Extracted data entries
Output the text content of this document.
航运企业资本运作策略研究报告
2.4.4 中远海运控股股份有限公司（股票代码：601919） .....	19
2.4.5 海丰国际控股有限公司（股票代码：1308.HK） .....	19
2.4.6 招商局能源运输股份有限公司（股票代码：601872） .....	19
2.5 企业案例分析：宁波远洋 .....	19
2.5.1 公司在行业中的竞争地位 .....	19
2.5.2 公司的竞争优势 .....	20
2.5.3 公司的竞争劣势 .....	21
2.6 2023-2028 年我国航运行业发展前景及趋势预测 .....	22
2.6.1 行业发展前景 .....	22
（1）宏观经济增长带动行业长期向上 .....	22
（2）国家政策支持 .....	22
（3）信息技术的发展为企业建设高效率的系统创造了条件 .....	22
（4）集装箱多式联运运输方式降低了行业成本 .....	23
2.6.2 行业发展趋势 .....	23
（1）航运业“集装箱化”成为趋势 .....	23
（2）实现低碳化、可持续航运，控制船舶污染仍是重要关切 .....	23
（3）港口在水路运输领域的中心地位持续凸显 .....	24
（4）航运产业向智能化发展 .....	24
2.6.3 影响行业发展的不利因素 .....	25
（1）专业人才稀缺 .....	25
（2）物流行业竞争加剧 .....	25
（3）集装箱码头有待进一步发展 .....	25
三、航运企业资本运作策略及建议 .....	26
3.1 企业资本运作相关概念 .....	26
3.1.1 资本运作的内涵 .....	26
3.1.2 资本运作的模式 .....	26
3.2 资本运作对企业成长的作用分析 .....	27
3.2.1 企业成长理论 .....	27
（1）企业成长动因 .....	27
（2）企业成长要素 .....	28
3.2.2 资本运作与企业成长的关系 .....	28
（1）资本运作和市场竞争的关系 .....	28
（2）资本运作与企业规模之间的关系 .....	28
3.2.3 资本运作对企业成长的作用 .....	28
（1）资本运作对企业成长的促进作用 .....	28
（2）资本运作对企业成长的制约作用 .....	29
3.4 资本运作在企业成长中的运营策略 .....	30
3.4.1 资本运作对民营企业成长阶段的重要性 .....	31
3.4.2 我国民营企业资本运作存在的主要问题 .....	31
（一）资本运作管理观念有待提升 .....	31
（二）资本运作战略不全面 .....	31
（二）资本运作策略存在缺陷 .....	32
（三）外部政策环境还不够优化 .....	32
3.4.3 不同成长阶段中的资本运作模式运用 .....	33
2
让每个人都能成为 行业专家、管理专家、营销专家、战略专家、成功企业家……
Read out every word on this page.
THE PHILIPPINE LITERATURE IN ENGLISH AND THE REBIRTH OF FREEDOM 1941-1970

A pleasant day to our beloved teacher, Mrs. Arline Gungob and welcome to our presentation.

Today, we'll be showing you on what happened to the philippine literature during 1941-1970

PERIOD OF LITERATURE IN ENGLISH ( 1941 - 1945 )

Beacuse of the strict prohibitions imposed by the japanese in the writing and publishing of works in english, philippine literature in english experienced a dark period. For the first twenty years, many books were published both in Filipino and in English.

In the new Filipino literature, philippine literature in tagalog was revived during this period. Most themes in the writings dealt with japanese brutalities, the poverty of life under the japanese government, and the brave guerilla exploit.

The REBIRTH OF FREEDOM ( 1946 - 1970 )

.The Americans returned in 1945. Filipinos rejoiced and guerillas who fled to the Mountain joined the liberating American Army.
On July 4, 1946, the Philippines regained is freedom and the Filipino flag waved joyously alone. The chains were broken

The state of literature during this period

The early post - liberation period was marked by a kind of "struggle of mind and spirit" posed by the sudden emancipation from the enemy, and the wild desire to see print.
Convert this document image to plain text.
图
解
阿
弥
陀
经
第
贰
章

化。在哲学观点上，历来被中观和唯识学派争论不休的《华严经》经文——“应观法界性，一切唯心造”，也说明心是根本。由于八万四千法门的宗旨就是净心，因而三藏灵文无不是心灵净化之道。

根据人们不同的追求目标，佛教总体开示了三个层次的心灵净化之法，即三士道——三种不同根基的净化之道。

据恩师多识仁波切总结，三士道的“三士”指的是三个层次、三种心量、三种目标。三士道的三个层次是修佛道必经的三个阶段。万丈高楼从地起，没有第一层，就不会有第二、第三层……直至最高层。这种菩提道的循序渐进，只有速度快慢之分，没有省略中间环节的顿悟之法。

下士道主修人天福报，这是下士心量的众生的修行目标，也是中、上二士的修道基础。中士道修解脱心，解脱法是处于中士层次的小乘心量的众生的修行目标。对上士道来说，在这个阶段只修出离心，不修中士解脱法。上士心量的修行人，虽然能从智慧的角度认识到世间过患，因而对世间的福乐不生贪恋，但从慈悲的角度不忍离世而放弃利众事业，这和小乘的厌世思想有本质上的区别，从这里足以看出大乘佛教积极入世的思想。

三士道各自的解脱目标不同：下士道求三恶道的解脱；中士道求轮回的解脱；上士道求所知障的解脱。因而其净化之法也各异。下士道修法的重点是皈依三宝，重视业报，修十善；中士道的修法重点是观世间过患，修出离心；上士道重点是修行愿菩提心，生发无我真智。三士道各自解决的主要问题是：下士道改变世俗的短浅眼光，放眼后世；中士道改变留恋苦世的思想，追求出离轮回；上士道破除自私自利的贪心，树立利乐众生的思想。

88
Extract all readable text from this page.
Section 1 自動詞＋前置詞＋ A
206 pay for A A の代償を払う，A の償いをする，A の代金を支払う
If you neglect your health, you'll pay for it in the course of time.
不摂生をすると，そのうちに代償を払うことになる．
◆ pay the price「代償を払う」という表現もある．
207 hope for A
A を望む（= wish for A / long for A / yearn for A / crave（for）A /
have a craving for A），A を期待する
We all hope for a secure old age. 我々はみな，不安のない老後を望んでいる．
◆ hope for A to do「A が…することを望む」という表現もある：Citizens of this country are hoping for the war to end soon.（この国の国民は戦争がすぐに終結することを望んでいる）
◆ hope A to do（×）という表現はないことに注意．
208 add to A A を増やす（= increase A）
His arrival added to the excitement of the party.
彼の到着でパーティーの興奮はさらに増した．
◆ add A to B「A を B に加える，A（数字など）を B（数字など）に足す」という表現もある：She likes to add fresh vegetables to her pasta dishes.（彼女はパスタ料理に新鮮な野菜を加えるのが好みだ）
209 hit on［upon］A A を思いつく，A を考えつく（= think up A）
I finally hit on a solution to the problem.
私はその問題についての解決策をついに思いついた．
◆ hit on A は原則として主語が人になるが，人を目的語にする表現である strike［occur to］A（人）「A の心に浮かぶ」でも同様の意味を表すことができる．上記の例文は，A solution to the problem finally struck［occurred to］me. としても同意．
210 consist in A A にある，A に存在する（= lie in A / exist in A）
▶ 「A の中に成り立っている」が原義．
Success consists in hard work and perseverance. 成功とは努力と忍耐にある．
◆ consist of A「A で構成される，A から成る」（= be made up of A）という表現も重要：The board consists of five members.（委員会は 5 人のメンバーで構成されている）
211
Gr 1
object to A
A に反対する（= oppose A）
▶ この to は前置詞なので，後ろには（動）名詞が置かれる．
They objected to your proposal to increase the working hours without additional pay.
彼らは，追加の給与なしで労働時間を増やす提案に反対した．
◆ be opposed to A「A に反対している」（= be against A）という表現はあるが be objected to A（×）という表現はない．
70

** REQUIRED WORK **
Report back each line of the entries that holds the string "REBIRTH".

** SOLUTION TO THE PROBLEM **
THE PHILIPPINE LITERATURE IN ENGLISH AND THE REBIRTH OF FREEDOM 1941-1970
The REBIRTH OF FREEDOM ( 1946 - 1970 )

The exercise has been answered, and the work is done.